Goal: Please quote every line word for word.

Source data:
──────────────────────────────

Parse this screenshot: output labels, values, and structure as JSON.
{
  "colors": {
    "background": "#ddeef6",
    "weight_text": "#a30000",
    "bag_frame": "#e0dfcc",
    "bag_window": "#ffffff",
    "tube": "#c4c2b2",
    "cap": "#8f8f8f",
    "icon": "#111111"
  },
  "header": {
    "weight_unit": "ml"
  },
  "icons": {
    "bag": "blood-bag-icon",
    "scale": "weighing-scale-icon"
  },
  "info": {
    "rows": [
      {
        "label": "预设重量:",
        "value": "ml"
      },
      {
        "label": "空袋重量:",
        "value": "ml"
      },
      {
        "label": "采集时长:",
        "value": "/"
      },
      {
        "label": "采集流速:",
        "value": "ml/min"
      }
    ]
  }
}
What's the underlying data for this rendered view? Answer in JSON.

──────────────────────────────

Result for this task:
Parse this screenshot: output labels, values, and structure as JSON.
{
  "colors": {
    "background": "#ddeef6",
    "weight_text": "#a30000",
    "bag_frame": "#e0dfcc",
    "bag_window": "#ffffff",
    "tube": "#c4c2b2",
    "cap": "#8f8f8f",
    "icon": "#111111"
  },
  "header": {
    "weight_unit": "ml"
  },
  "icons": {
    "bag": "blood-bag-icon",
    "scale": "weighing-scale-icon"
  },
  "info": {
    "rows": [
      {
        "label": "预设重量:",
        "value": "ml"
      },
      {
        "label": "空袋重量:",
        "value": "ml"
      },
      {
        "label": "采集时长:",
        "value": "/"
      },
      {
        "label": "采集流速:",
        "value": "ml/min"
      }
    ]
  }
}
What's the underlying data for this rendered view? Answer in JSON.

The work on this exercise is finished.